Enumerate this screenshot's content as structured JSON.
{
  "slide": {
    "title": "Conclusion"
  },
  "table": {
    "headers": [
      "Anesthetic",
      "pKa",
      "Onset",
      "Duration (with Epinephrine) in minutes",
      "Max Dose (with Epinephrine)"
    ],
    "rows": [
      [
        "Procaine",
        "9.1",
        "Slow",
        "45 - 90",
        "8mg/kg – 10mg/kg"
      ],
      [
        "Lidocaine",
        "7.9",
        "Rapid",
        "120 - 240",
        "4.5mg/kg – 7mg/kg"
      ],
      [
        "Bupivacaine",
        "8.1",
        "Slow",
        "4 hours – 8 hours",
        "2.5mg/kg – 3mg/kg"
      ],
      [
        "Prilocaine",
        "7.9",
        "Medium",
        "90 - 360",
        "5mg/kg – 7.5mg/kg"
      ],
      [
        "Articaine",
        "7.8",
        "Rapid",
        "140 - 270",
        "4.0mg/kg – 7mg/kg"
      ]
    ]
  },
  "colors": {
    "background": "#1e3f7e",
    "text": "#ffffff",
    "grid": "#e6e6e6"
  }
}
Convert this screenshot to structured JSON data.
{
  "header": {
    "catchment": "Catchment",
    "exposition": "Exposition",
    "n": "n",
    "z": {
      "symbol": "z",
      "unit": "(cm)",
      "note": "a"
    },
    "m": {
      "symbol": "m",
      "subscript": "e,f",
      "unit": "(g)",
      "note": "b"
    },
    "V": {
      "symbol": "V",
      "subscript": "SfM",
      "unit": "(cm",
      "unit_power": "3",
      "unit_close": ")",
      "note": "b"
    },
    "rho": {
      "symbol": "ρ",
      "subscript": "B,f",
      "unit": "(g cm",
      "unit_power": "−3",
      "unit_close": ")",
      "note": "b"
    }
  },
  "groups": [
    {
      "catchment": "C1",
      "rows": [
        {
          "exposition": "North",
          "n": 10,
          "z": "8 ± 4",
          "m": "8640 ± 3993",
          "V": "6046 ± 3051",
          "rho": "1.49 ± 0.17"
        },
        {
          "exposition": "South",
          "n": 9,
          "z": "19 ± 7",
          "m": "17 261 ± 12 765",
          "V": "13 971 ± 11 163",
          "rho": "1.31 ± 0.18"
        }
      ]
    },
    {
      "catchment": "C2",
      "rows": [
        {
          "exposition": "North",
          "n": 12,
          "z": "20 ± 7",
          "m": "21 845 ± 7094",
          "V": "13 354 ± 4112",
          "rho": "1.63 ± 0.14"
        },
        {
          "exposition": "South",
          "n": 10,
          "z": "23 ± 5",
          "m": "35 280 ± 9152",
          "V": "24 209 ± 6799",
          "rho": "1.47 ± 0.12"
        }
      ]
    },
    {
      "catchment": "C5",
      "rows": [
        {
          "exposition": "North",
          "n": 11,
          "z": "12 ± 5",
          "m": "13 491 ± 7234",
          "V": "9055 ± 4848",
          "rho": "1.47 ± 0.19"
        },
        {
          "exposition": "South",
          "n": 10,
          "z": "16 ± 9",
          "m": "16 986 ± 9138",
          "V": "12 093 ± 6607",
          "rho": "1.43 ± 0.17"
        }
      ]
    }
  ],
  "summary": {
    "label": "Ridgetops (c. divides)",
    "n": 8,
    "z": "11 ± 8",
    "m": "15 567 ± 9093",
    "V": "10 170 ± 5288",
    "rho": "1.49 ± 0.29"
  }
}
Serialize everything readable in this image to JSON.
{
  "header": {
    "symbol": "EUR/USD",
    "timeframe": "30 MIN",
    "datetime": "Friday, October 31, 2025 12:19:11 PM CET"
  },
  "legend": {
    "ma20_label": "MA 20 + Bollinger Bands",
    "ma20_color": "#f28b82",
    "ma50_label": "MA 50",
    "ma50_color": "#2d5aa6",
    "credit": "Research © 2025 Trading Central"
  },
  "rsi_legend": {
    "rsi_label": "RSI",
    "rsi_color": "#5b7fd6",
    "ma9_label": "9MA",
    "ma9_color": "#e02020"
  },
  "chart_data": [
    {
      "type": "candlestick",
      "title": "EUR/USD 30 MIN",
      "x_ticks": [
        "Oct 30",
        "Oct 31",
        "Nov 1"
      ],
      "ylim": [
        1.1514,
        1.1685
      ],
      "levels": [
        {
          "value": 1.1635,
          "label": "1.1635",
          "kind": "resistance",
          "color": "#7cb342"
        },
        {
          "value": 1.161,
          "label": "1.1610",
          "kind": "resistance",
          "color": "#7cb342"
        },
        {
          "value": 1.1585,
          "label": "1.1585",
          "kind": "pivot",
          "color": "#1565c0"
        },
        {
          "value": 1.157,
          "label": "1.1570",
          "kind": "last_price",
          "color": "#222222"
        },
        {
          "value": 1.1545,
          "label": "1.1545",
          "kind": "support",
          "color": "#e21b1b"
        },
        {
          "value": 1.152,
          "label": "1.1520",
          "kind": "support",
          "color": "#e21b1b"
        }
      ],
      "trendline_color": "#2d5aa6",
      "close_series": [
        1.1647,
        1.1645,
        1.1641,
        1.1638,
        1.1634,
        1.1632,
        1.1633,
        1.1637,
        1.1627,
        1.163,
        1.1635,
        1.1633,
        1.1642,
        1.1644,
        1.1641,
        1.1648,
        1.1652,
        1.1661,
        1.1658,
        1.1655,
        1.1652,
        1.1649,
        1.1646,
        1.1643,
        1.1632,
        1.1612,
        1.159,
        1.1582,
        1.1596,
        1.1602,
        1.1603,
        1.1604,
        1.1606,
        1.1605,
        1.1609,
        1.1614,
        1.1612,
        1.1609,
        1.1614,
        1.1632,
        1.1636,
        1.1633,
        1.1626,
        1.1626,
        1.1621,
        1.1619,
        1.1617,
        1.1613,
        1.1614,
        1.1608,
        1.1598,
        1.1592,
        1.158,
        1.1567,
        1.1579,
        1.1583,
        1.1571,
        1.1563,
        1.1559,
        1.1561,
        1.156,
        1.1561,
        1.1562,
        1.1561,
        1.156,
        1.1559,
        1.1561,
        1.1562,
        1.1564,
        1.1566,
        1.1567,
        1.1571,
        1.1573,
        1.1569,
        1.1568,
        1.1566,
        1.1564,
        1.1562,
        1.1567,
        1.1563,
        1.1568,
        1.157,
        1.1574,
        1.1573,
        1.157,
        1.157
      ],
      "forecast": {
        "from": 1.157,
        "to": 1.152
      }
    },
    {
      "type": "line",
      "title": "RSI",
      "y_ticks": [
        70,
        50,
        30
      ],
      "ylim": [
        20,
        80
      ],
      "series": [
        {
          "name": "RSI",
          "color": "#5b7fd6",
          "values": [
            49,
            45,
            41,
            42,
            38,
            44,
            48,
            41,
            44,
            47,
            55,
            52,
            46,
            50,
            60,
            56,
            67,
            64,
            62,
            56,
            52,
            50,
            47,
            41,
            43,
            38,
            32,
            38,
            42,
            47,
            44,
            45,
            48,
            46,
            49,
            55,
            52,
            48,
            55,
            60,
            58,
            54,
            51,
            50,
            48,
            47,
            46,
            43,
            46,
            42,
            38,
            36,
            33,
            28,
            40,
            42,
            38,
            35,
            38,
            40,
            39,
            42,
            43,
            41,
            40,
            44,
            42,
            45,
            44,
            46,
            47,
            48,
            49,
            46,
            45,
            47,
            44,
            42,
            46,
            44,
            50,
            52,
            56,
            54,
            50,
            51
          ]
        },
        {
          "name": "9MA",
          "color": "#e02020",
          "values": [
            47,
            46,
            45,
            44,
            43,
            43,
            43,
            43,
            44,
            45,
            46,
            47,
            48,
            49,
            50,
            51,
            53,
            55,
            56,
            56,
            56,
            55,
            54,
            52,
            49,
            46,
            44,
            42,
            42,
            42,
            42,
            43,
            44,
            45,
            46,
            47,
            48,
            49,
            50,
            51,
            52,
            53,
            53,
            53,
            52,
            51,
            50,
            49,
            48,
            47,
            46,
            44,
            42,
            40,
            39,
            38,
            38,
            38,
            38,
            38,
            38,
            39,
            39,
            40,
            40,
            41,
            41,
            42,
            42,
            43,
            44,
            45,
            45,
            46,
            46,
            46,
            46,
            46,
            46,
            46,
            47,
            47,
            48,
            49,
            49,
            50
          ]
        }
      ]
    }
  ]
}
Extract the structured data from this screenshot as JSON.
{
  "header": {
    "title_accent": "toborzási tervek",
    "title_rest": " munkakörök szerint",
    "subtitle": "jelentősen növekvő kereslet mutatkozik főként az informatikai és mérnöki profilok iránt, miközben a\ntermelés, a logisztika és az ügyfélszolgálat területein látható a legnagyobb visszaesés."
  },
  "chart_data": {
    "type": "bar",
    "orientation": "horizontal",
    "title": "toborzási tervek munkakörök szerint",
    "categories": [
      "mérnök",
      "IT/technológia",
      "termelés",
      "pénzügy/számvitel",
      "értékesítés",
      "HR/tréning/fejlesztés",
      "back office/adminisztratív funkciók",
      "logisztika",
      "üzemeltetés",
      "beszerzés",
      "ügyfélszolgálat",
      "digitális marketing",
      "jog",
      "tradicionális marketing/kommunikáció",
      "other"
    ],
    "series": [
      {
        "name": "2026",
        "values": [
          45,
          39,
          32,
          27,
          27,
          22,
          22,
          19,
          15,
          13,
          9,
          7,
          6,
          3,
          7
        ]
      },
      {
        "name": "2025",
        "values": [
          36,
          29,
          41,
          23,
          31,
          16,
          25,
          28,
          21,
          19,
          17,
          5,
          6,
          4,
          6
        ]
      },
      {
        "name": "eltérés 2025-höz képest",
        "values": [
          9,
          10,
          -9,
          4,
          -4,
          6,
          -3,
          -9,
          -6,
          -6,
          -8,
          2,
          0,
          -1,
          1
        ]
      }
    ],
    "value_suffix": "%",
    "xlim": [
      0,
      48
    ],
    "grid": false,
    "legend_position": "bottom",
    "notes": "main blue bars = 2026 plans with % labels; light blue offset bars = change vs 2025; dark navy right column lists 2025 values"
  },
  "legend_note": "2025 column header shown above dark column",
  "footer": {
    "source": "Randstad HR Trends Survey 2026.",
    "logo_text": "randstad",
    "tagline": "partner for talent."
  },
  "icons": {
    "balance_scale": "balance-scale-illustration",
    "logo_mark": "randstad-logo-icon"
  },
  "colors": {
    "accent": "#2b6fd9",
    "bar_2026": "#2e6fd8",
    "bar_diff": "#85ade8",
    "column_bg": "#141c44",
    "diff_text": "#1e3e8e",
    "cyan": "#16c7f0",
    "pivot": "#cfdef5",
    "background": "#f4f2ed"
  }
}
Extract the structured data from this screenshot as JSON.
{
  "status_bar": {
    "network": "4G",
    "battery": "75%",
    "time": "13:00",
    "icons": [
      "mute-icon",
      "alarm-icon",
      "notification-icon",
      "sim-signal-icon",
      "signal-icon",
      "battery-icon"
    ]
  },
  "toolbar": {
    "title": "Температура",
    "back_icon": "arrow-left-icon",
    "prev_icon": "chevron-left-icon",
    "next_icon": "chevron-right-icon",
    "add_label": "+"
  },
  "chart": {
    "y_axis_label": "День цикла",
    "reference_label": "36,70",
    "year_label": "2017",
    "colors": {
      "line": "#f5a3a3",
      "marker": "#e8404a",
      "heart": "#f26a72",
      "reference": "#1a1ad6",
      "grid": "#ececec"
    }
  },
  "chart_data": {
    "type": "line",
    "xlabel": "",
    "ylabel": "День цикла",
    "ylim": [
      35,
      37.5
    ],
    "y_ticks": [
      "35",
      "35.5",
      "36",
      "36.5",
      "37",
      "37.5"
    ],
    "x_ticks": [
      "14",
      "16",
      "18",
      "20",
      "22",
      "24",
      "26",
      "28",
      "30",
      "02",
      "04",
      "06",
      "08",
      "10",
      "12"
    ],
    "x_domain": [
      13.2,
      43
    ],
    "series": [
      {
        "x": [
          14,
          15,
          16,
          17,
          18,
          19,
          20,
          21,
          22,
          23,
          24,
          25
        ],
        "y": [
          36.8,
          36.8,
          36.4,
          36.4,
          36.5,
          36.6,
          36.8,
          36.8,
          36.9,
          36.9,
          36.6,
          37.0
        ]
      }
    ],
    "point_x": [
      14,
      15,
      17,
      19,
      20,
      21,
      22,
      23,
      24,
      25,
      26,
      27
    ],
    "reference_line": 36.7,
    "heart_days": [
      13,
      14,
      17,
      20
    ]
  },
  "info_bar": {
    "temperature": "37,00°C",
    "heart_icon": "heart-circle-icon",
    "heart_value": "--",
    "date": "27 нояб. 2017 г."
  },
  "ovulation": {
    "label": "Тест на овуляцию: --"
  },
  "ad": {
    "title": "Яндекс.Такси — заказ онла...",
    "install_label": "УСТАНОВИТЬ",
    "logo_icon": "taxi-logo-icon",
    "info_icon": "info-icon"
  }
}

Problem requirements ▸ Within the material above, find the lines that contain the word "цикла"; copy them.

Exercise response ▸
    "y_axis_label": "День цикла",
    "ylabel": "День цикла",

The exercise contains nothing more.